OBJECTIVE: Scan the entries below. List each line with "Million".

(Extracted data entries)
"""
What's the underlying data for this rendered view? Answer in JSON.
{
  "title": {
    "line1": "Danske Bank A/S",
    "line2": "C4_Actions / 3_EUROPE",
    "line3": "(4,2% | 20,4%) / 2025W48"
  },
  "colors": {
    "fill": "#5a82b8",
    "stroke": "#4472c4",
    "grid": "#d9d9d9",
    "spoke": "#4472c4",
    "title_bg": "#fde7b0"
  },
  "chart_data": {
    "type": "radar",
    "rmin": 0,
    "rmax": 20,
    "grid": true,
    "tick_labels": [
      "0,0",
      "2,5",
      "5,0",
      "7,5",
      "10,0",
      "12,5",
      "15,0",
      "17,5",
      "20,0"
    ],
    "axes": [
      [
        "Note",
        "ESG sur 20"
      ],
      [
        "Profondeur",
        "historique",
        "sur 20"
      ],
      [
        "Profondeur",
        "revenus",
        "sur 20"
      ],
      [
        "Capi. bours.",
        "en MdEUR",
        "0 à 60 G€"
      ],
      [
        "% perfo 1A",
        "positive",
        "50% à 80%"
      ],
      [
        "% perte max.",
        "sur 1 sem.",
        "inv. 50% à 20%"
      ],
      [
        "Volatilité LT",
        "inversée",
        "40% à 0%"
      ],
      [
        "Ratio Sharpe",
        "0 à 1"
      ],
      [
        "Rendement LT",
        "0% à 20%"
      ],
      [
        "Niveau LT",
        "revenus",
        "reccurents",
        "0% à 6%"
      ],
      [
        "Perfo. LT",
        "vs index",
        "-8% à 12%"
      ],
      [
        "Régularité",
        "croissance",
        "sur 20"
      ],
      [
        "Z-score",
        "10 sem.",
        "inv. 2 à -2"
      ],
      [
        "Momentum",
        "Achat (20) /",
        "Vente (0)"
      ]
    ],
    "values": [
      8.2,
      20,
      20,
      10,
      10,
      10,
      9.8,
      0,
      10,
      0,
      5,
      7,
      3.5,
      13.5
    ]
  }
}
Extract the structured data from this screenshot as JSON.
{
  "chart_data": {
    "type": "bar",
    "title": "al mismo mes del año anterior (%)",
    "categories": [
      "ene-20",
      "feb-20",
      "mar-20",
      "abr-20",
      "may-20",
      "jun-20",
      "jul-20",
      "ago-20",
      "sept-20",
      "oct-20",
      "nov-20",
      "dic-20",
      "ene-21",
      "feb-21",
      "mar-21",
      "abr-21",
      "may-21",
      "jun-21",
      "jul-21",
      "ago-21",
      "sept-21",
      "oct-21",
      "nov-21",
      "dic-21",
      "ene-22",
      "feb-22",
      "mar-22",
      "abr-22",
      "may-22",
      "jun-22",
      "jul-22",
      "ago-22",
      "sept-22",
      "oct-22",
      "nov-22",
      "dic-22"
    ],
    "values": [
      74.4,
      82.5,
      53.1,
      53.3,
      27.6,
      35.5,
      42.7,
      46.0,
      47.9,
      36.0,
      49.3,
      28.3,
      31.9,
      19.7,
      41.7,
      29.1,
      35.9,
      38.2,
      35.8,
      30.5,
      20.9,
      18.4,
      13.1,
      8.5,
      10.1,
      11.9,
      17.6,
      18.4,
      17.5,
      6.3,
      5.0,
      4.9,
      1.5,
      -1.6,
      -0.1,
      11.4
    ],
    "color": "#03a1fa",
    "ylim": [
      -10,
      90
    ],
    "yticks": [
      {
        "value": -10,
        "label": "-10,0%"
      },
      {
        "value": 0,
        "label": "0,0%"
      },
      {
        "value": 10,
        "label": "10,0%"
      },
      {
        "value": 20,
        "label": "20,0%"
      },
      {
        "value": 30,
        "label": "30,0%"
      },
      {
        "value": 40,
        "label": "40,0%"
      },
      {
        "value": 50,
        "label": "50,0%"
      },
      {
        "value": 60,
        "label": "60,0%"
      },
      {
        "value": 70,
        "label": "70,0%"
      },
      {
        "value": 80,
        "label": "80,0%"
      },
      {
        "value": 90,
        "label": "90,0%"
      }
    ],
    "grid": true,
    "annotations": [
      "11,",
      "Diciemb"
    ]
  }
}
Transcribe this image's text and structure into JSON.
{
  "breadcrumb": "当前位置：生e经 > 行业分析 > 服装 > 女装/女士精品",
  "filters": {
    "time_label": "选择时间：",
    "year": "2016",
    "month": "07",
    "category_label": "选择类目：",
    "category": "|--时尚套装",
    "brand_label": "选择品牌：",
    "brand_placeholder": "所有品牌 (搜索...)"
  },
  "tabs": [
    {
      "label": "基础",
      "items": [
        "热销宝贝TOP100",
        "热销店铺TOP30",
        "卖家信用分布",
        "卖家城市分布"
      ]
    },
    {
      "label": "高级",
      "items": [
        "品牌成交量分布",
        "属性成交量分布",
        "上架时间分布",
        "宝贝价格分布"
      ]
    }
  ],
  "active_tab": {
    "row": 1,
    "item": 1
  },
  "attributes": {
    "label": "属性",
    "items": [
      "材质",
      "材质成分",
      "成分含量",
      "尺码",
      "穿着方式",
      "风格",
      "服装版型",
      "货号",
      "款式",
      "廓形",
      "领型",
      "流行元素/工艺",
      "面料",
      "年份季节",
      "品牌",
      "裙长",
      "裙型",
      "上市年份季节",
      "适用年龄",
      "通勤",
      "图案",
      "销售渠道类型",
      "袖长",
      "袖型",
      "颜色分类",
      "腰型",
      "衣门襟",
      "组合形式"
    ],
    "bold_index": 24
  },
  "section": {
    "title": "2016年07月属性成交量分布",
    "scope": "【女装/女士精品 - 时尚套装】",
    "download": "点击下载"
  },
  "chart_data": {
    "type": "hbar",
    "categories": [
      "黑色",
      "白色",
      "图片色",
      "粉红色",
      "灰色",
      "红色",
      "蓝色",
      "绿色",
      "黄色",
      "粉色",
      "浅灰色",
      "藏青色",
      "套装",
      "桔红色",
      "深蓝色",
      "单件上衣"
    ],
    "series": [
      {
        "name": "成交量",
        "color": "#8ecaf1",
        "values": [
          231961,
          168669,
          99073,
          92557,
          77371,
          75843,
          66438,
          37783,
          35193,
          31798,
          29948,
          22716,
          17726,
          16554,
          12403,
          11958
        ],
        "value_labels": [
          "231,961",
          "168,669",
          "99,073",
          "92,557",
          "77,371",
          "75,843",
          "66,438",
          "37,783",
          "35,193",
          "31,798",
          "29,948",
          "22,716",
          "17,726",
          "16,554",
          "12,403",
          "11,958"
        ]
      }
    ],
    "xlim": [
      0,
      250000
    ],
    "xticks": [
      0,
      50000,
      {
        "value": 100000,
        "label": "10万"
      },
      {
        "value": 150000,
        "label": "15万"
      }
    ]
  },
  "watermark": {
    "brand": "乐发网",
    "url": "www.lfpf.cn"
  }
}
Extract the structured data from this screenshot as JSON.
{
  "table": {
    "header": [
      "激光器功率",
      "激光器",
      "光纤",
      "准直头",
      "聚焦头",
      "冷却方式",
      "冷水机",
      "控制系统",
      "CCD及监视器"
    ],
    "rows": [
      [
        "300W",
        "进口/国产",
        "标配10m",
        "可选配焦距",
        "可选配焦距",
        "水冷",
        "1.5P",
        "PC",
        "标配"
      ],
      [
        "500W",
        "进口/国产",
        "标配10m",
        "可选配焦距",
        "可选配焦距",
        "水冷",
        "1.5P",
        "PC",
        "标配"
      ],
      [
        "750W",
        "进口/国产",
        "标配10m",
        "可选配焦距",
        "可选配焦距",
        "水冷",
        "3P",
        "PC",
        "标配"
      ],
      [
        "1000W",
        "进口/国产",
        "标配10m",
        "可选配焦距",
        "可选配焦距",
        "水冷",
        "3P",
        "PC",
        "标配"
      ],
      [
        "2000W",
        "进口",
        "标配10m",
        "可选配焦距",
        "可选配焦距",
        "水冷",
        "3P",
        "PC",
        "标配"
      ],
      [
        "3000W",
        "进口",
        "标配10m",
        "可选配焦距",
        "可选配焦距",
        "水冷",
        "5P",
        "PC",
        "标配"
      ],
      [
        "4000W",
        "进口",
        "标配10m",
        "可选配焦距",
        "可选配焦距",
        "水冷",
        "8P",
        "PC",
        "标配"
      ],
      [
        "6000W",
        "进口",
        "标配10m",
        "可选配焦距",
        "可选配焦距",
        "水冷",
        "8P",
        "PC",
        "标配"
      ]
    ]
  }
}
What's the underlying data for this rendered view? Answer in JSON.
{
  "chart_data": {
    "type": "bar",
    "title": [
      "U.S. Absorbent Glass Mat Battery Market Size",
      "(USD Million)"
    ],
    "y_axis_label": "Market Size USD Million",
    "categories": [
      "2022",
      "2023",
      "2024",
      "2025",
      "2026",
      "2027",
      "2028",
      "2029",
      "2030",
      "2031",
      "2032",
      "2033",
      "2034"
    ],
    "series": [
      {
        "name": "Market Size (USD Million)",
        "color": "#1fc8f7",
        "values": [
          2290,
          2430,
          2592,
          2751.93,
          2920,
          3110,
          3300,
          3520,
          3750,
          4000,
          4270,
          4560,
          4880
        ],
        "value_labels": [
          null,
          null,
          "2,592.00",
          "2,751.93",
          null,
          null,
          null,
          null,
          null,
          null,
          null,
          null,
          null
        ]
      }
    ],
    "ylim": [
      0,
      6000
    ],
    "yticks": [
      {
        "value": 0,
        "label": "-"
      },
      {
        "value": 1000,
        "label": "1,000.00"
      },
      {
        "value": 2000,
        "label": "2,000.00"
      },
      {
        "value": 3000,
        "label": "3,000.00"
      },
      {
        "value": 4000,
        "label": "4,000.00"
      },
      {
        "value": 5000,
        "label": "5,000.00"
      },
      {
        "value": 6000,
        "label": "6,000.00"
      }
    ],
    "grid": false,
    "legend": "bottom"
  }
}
"""
FINAL ANSWER:
      "(USD Million)"
    "y_axis_label": "Market Size USD Million",
        "name": "Market Size (USD Million)",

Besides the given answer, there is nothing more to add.